Description of the task »
Find the lines with "следующие" in them and copy them out.

Data »

==============================

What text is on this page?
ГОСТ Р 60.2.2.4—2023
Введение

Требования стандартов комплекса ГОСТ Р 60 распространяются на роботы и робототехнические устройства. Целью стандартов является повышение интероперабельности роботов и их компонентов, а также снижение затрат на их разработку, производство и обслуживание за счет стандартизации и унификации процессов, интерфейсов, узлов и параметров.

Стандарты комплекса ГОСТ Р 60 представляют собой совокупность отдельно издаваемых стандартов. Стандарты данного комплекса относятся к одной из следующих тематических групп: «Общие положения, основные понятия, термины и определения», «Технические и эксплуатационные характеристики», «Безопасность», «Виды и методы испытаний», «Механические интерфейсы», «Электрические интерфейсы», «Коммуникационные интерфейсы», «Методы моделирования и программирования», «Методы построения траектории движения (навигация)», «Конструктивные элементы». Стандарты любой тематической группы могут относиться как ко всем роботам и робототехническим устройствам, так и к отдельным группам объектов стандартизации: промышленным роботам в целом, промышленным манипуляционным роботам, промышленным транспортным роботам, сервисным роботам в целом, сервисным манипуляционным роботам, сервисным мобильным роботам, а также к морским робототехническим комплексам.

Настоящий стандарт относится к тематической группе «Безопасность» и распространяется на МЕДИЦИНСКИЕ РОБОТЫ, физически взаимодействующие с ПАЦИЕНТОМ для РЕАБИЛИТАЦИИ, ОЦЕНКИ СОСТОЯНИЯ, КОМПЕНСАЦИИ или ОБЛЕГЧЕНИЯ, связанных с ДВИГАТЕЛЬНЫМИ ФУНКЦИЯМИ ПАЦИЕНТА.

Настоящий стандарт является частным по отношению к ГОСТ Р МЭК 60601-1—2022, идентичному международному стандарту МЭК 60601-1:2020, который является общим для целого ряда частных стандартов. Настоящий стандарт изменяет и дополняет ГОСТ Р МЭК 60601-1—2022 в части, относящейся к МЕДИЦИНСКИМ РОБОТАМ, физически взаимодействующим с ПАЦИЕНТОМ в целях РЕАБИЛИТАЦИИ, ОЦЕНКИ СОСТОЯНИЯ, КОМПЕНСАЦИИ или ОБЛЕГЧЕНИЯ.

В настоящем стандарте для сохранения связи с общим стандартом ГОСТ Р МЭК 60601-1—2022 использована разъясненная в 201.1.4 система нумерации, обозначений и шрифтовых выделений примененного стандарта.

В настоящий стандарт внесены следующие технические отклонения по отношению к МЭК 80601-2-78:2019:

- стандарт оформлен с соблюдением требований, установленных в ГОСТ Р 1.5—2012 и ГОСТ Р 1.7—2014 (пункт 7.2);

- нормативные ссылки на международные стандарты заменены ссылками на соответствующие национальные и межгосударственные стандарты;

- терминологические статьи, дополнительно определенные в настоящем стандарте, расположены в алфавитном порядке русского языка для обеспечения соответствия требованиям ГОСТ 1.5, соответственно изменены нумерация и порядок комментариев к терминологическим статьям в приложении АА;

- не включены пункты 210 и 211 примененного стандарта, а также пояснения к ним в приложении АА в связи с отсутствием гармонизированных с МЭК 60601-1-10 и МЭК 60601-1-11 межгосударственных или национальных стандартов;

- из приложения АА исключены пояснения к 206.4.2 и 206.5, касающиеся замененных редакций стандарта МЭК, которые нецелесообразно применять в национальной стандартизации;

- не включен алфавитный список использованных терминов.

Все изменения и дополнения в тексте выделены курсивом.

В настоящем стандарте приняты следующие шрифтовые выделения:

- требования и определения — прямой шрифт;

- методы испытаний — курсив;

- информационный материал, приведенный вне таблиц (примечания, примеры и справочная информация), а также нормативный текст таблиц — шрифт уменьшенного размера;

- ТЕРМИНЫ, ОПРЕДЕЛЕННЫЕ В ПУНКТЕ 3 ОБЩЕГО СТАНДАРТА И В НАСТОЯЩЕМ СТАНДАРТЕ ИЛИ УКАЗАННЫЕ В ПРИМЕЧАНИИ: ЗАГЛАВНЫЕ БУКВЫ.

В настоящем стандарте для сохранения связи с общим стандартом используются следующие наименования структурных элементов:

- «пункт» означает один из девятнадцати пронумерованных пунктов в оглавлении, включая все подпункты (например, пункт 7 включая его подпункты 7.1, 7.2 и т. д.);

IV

==============================

Result »
В настоящий стандарт внесены следующие технические отклонения по отношению к МЭК 80601-2-78:2019:
В настоящем стандарте приняты следующие шрифтовые выделения:
В настоящем стандарте для сохранения связи с общим стандартом используются следующие наименования структурных элементов:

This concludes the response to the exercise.